# [Material provided]
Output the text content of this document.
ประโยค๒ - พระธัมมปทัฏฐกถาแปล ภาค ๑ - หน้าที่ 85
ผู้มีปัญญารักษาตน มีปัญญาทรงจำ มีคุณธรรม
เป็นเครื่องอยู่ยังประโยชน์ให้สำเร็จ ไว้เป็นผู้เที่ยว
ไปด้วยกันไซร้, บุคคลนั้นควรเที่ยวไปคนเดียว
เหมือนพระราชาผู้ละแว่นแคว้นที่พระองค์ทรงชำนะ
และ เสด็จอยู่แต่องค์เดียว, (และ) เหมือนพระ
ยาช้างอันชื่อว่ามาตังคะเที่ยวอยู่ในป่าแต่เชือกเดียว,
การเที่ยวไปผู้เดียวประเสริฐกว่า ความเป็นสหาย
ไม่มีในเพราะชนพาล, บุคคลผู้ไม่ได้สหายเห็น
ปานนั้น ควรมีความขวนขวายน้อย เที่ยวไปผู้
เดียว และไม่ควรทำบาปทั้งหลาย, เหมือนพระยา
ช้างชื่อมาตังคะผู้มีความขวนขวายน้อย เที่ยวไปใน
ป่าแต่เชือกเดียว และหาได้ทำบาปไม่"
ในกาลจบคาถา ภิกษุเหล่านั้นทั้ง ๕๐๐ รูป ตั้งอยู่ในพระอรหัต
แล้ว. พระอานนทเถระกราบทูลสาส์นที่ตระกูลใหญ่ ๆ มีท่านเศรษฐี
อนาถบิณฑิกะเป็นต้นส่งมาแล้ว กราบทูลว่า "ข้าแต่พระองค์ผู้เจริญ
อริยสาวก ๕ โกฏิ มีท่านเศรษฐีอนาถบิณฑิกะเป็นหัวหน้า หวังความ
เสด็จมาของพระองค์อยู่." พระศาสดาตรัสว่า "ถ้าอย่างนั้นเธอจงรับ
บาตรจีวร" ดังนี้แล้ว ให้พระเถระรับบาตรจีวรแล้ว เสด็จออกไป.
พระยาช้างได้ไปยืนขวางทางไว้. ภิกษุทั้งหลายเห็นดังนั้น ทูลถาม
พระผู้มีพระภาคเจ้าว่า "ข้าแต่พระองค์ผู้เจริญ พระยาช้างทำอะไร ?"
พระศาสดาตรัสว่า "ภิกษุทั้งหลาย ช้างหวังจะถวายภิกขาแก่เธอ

# [Required task]
Exactly reproduce every record.

# [Full response]
Output the text content of this document.
ประโยค๒ - พระธัมมปทัฏฐกถาแปล ภาค ๑ - หน้าที่ 85
ผู้มีปัญญารักษาตน มีปัญญาทรงจำ มีคุณธรรม
เป็นเครื่องอยู่ยังประโยชน์ให้สำเร็จ ไว้เป็นผู้เที่ยว
ไปด้วยกันไซร้, บุคคลนั้นควรเที่ยวไปคนเดียว
เหมือนพระราชาผู้ละแว่นแคว้นที่พระองค์ทรงชำนะ
และ เสด็จอยู่แต่องค์เดียว, (และ) เหมือนพระ
ยาช้างอันชื่อว่ามาตังคะเที่ยวอยู่ในป่าแต่เชือกเดียว,
การเที่ยวไปผู้เดียวประเสริฐกว่า ความเป็นสหาย
ไม่มีในเพราะชนพาล, บุคคลผู้ไม่ได้สหายเห็น
ปานนั้น ควรมีความขวนขวายน้อย เที่ยวไปผู้
เดียว และไม่ควรทำบาปทั้งหลาย, เหมือนพระยา
ช้างชื่อมาตังคะผู้มีความขวนขวายน้อย เที่ยวไปใน
ป่าแต่เชือกเดียว และหาได้ทำบาปไม่"
ในกาลจบคาถา ภิกษุเหล่านั้นทั้ง ๕๐๐ รูป ตั้งอยู่ในพระอรหัต
แล้ว. พระอานนทเถระกราบทูลสาส์นที่ตระกูลใหญ่ ๆ มีท่านเศรษฐี
อนาถบิณฑิกะเป็นต้นส่งมาแล้ว กราบทูลว่า "ข้าแต่พระองค์ผู้เจริญ
อริยสาวก ๕ โกฏิ มีท่านเศรษฐีอนาถบิณฑิกะเป็นหัวหน้า หวังความ
เสด็จมาของพระองค์อยู่." พระศาสดาตรัสว่า "ถ้าอย่างนั้นเธอจงรับ
บาตรจีวร" ดังนี้แล้ว ให้พระเถระรับบาตรจีวรแล้ว เสด็จออกไป.
พระยาช้างได้ไปยืนขวางทางไว้. ภิกษุทั้งหลายเห็นดังนั้น ทูลถาม
พระผู้มีพระภาคเจ้าว่า "ข้าแต่พระองค์ผู้เจริญ พระยาช้างทำอะไร ?"
พระศาสดาตรัสว่า "ภิกษุทั้งหลาย ช้างหวังจะถวายภิกขาแก่เธอ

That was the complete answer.